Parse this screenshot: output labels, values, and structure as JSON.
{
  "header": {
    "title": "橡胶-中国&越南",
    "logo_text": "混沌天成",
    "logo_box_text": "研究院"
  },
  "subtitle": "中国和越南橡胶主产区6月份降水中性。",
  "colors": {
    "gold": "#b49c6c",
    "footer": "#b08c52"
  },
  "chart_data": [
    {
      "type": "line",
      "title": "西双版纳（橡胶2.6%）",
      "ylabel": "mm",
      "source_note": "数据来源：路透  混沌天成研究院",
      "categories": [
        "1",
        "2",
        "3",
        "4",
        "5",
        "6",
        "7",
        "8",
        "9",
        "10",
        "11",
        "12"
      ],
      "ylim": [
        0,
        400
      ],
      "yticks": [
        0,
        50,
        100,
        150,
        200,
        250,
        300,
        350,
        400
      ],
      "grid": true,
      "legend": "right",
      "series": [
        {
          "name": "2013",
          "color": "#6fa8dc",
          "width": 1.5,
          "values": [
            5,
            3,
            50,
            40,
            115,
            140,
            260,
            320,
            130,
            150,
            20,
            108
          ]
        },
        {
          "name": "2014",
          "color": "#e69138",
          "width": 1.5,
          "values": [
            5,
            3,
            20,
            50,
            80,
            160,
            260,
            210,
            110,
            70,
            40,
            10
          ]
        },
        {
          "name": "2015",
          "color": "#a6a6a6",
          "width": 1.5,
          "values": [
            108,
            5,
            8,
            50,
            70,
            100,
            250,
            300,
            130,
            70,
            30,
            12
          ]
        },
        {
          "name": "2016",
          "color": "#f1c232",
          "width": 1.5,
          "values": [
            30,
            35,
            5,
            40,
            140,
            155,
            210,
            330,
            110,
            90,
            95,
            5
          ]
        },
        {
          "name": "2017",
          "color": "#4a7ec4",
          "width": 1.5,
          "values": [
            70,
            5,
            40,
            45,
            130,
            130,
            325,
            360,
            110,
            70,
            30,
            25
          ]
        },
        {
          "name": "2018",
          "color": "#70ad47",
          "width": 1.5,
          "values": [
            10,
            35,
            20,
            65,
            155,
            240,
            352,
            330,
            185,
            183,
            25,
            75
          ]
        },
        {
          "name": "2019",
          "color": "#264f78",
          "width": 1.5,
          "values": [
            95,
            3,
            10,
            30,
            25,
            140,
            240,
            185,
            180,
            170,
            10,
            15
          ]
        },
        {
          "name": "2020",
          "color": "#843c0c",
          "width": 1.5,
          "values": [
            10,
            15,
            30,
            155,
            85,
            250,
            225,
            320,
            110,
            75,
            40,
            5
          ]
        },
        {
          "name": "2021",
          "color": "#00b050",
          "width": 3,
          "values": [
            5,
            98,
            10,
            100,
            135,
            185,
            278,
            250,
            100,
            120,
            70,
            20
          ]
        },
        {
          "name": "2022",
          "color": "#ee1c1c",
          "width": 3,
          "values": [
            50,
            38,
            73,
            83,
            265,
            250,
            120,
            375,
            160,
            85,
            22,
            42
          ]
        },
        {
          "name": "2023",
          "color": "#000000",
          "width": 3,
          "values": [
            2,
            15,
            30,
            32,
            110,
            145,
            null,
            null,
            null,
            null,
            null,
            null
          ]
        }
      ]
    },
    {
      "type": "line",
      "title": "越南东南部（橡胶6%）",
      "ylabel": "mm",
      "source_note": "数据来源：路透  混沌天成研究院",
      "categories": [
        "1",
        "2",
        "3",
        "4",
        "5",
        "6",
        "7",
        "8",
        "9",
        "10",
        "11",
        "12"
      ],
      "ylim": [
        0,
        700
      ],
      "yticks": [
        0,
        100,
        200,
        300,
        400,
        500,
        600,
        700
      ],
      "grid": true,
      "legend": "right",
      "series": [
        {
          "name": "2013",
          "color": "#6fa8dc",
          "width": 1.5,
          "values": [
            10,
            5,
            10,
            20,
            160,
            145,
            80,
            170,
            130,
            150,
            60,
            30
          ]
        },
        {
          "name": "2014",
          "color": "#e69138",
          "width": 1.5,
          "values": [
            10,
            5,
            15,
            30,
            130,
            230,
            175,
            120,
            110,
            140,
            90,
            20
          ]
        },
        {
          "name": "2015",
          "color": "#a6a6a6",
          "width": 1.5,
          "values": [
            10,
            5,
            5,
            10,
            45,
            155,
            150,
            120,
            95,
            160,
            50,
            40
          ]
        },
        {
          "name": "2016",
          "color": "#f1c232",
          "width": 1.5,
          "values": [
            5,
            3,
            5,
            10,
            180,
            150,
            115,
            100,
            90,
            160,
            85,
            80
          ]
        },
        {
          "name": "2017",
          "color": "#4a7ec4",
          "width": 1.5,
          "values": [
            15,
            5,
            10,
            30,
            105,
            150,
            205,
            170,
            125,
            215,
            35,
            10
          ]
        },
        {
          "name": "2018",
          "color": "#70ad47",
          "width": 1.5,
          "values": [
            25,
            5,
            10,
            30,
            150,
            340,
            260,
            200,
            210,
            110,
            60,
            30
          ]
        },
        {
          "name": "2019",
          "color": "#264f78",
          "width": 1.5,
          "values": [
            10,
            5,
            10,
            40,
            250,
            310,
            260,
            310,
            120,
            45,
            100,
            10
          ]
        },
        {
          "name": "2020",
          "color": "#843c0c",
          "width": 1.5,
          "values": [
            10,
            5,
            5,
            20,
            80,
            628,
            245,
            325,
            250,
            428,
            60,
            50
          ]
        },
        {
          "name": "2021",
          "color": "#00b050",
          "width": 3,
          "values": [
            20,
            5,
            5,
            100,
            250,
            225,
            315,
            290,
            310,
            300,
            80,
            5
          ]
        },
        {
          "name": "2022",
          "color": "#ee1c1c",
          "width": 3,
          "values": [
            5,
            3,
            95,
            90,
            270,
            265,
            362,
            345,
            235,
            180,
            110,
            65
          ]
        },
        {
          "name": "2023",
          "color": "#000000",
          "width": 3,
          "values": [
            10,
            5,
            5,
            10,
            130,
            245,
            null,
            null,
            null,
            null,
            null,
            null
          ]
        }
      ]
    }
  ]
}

···

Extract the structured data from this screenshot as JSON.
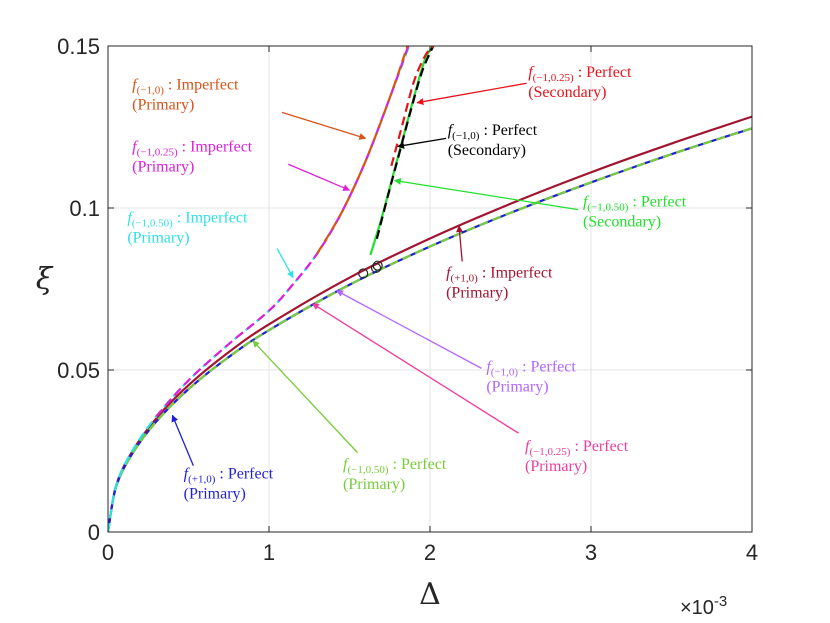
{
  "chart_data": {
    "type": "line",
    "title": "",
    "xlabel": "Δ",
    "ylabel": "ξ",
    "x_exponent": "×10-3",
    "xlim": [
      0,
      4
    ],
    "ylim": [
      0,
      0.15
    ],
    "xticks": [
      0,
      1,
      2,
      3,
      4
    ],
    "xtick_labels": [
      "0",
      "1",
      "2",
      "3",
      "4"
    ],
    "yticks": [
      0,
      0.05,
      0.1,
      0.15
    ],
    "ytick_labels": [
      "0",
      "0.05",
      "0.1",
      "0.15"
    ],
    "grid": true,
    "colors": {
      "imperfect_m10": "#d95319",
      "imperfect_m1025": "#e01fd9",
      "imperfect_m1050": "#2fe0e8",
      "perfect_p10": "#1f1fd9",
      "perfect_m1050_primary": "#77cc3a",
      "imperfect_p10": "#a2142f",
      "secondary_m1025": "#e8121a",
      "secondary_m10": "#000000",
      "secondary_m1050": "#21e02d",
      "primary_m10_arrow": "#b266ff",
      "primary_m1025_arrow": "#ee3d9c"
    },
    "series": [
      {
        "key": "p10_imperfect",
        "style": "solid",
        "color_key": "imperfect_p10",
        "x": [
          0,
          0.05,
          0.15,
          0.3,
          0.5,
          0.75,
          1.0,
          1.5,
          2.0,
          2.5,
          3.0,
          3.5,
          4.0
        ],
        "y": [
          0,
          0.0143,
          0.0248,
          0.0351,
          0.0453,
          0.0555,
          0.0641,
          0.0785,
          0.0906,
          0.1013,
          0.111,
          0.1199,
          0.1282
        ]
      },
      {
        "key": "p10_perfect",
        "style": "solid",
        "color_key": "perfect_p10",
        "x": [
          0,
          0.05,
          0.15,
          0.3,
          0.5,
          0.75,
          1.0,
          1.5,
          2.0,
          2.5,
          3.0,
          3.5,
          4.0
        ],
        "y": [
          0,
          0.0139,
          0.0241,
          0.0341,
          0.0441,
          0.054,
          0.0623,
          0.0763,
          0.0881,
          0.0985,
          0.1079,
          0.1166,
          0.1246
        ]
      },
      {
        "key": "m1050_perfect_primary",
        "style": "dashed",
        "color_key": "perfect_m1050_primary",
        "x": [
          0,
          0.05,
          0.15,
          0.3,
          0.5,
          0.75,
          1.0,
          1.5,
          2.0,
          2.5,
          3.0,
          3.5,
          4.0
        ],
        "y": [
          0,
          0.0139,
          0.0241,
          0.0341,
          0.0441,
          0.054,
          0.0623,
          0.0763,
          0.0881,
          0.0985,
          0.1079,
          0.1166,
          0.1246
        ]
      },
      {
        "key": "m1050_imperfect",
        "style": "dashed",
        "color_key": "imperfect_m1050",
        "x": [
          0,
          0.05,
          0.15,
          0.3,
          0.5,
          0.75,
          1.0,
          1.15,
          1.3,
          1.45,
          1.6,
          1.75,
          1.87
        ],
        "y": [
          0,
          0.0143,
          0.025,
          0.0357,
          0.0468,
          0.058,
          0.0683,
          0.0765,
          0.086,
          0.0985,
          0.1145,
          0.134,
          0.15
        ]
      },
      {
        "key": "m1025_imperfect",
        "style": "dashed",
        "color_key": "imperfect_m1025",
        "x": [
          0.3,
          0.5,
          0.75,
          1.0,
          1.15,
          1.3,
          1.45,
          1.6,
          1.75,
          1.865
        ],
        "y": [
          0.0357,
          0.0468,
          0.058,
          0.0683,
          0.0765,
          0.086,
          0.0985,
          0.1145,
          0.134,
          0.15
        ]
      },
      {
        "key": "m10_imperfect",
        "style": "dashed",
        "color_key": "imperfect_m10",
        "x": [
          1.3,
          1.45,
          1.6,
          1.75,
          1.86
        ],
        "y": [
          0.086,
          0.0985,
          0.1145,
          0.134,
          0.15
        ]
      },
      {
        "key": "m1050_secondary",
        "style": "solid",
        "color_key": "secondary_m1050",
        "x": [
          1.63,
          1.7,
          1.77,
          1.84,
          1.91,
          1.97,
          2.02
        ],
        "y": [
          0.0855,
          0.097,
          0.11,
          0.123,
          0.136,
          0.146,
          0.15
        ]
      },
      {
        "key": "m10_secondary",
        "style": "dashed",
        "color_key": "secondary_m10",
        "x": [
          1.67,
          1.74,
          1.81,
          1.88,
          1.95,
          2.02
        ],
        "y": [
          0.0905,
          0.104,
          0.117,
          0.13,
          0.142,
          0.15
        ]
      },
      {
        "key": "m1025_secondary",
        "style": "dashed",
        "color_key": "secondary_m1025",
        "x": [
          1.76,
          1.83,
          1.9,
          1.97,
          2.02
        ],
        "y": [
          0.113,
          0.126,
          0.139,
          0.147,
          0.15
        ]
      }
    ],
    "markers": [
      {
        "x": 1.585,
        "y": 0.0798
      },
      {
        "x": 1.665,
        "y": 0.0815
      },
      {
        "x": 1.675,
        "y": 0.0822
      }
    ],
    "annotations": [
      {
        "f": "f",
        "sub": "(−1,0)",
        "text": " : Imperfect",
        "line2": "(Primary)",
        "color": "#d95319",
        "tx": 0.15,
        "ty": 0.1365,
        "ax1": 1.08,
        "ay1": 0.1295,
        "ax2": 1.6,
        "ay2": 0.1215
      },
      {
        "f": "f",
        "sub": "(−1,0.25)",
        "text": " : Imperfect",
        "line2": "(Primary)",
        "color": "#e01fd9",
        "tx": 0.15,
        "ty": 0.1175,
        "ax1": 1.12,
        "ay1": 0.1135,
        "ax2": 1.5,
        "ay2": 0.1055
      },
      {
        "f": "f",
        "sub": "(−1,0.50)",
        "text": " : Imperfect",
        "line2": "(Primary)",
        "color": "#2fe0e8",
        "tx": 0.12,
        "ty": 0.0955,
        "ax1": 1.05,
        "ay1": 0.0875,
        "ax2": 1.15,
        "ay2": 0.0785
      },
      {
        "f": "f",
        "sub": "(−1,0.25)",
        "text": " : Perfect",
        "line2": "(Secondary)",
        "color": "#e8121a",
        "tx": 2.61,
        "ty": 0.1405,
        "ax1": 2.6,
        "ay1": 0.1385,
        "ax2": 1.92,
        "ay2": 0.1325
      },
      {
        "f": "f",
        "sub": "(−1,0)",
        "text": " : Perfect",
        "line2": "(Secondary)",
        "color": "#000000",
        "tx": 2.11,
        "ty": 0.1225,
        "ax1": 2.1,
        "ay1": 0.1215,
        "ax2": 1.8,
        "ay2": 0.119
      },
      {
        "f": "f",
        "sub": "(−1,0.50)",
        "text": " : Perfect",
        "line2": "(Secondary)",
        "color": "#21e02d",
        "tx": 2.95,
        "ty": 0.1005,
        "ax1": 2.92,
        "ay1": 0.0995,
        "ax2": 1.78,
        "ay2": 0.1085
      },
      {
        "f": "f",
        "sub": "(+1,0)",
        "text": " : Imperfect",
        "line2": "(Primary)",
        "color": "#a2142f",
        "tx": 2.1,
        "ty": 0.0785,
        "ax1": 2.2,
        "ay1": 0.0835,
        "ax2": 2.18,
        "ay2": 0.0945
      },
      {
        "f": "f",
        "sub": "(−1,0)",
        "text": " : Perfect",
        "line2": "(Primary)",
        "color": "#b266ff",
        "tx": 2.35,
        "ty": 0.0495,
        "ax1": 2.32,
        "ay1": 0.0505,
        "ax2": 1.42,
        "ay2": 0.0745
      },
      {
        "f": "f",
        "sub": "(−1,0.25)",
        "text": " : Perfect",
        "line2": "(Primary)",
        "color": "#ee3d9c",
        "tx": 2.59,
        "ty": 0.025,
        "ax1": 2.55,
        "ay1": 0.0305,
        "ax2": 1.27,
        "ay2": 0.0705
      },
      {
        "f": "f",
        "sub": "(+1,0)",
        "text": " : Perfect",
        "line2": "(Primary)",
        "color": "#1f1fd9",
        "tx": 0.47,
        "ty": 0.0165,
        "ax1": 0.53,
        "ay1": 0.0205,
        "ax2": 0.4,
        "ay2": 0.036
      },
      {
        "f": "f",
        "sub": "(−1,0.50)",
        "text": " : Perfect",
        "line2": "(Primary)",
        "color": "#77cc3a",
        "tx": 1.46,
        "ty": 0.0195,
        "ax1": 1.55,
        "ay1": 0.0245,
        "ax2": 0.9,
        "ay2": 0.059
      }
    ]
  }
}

···

» Exercise aim: Copy out every line of the data that includes "JSON".

» The solution:
Parse this screenshot: output labels, values, and structure as JSON.
Extract the structured data from this screenshot as JSON.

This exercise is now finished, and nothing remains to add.